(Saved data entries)
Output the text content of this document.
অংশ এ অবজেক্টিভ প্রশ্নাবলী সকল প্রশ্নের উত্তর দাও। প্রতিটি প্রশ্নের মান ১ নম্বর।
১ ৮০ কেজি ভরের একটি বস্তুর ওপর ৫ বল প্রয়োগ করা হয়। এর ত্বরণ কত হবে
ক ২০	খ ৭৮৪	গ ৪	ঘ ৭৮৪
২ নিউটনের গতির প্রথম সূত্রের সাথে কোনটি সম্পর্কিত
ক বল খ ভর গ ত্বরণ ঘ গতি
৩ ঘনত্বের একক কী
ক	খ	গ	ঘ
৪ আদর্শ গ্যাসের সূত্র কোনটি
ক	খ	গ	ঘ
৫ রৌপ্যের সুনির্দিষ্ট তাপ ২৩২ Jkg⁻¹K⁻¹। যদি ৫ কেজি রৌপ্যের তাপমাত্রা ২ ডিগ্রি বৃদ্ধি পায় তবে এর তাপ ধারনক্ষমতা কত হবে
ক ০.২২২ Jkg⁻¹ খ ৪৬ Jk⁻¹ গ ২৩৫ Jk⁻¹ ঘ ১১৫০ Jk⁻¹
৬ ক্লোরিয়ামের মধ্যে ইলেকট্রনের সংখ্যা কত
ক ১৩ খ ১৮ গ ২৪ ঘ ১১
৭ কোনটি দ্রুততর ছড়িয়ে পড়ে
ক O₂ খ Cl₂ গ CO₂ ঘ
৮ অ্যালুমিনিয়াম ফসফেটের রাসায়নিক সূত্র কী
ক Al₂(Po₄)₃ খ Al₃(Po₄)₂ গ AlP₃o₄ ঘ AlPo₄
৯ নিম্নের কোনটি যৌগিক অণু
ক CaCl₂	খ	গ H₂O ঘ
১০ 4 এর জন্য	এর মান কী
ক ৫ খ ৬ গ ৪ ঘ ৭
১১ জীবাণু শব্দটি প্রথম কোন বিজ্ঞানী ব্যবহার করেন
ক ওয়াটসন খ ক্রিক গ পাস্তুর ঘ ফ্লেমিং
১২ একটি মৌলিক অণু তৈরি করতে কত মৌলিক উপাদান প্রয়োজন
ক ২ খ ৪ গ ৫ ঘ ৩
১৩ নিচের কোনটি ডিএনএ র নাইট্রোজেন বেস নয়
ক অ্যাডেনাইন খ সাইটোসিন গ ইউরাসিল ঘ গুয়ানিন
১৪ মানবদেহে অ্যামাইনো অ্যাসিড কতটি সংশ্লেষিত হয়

#### AIM OF THE TASK:
Reproduce all of the material above word for word.

#### SOLUTION:
Output the text content of this document.
অংশ এ অবজেক্টিভ প্রশ্নাবলী সকল প্রশ্নের উত্তর দাও। প্রতিটি প্রশ্নের মান ১ নম্বর।
১ ৮০ কেজি ভরের একটি বস্তুর ওপর ৫ বল প্রয়োগ করা হয়। এর ত্বরণ কত হবে
ক ২০	খ ৭৮৪	গ ৪	ঘ ৭৮৪
২ নিউটনের গতির প্রথম সূত্রের সাথে কোনটি সম্পর্কিত
ক বল খ ভর গ ত্বরণ ঘ গতি
৩ ঘনত্বের একক কী
ক	খ	গ	ঘ
৪ আদর্শ গ্যাসের সূত্র কোনটি
ক	খ	গ	ঘ
৫ রৌপ্যের সুনির্দিষ্ট তাপ ২৩২ Jkg⁻¹K⁻¹। যদি ৫ কেজি রৌপ্যের তাপমাত্রা ২ ডিগ্রি বৃদ্ধি পায় তবে এর তাপ ধারনক্ষমতা কত হবে
ক ০.২২২ Jkg⁻¹ খ ৪৬ Jk⁻¹ গ ২৩৫ Jk⁻¹ ঘ ১১৫০ Jk⁻¹
৬ ক্লোরিয়ামের মধ্যে ইলেকট্রনের সংখ্যা কত
ক ১৩ খ ১৮ গ ২৪ ঘ ১১
৭ কোনটি দ্রুততর ছড়িয়ে পড়ে
ক O₂ খ Cl₂ গ CO₂ ঘ
৮ অ্যালুমিনিয়াম ফসফেটের রাসায়নিক সূত্র কী
ক Al₂(Po₄)₃ খ Al₃(Po₄)₂ গ AlP₃o₄ ঘ AlPo₄
৯ নিম্নের কোনটি যৌগিক অণু
ক CaCl₂	খ	গ H₂O ঘ
১০ 4 এর জন্য	এর মান কী
ক ৫ খ ৬ গ ৪ ঘ ৭
১১ জীবাণু শব্দটি প্রথম কোন বিজ্ঞানী ব্যবহার করেন
ক ওয়াটসন খ ক্রিক গ পাস্তুর ঘ ফ্লেমিং
১২ একটি মৌলিক অণু তৈরি করতে কত মৌলিক উপাদান প্রয়োজন
ক ২ খ ৪ গ ৫ ঘ ৩
১৩ নিচের কোনটি ডিএনএ র নাইট্রোজেন বেস নয়
ক অ্যাডেনাইন খ সাইটোসিন গ ইউরাসিল ঘ গুয়ানিন
১৪ মানবদেহে অ্যামাইনো অ্যাসিড কতটি সংশ্লেষিত হয়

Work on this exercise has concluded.